Berduet dengan penyanyi Nicky Astria bukanlah sesuatu ‘kejanggalan’
dilakukan seorang penyanyi seperti Chrisye. Sebab publik atau penggemar
Chrisye, terutama dekade sembilan puluhan, jelas mengenal Nicky Astria.
Selain itu, jalur musik yang dilalui Nicky tidak begitu jauh jaraknya,
boleh dibilang, berdampingan dengan yang ditekuni Chrisye. Tetapi jika
yang dipasang duet dengan Chrisye adalah Waljinah, pasti banyak orang
tertegun, bertanya-tanya, tertawa dan, yang pasti, kejutan!
Bagi sebagian besar anak muda penggemar Chrisye, terutama yang hidup
remaja pada tahun sembilan puluhan, nama Waljinah jelas asing di telinga
mereka. Kalaupun pernah mendengar nama tersebut mungkin karena mendapat
ceritera dari sang ayah atau ibu yang, kebetulan, masih tergolong
‘orang lama’. Selain orang lama, dipastikan, orang tua tadi merupakan
keluarga Jawa yang masih menyukai musik langgam Jawa atau uyon-uyon,
minimal musik kroncong, campursari atau penikmat pergelaran wayang
kulit. Sebab dari dunia itu tadi sosok yang bernama Waljinah datang,
dunia yang dienggani sebagian besar kaum remaja.

※

- _Tugas A_
Jawab pertanyaan berikut berdasarkan teks tentang Chrisye dan Waljinah:
(i) Pada dekade berapa penggemar Chrisye disebut jelas mengenal Nicky Astria?
(ii) Dari siapa anak muda penggemar Chrisye mungkin pernah mendengar nama Waljinah?
(iii) Jenis musik atau pertunjukan apa saja yang disukai keluarga Jawa yang disebut dalam teks?
- _Tugas B_
Menurut teks tentang Chrisye dan Waljinah, mengapa duet Chrisye dengan Nicky Astria tidak dianggap janggal? Jelaskan dalam satu hingga tiga kalimat.
- _Tugas C_
Lanjutkan teks tentang Chrisye dan Waljinah mulai dari kalimat terakhirnya.

- _Bahan Sumber_
※

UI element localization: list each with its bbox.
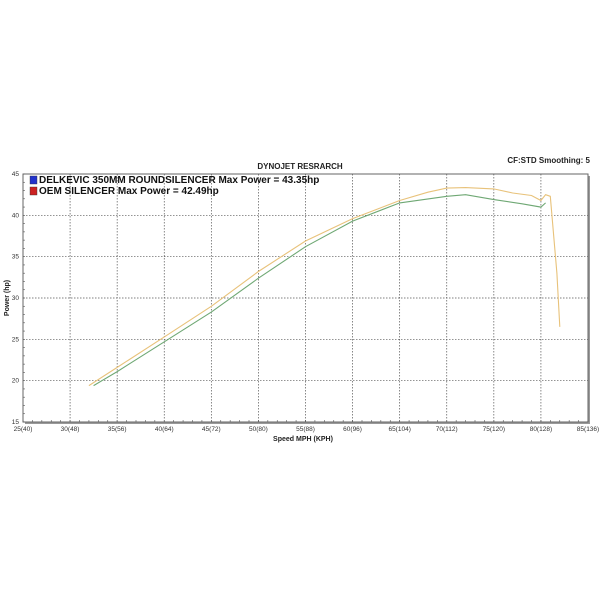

※

- _Hasil A_
(i) Dekade sembilan puluhan.
(ii) Dari cerita ayah atau ibu mereka yang tergolong "orang lama".
(iii) Musik langgam Jawa atau uyon-uyon, setidaknya musik kroncong dan campursari, serta pergelaran wayang kulit.

- _Hasil B_
Publik dan penggemar Chrisye, terutama pada dekade sembilan puluhan, sudah jelas mengenal Nicky Astria. Selain itu, jalur musik Nicky tidak jauh dari jalur musik Chrisye, bahkan boleh dibilang berdampingan.

- _Hasil C_
Keroncong
Selain sebagai penyanyi keroncong, Waljinah juga seorang pesinden
(penyanyi dalam pergelaran wayang kulit) yang pamor dan kepiawaiannya
masih sulit dicari tandingannya sampai sekarang. Dalam penayangan
pergelaran wayang kulit di televisi, terutama dalang terkenal tampil,
wajah Waljinah sering terlihat.
Waljinah pada zamannya sekitar tahun 1970-an merupakan primadona di
dunia musik keroncong. Ia tidak hanya dikenal di panggung, tetapi juga
lewat album-albumnya yang kala itu masih dalam bentuk piringan hitam dan
direkam perusahaan rekaman Lokananta di Surakarta. Salah satu lagu yang
cukup dikenal lewat Lokananta adalah Ayo Ngguyu (Mari Tertawa). Tidak
diketahui siapa penciptanya. Album-album selanjutnya, Waljinah
mempercayakan rekamannya kepada Perusahaan Rekaman Elshinta di Jakarta
dan keluarlah album Jangkrik Gengong yang membuatnya semakin berkibar,
kemudian Djago Kate dan Walang Kekek serta lainnya. Lagu Walang Kekek
menjadikan Waljinah dijuluki ‘Si Walang Kekek’.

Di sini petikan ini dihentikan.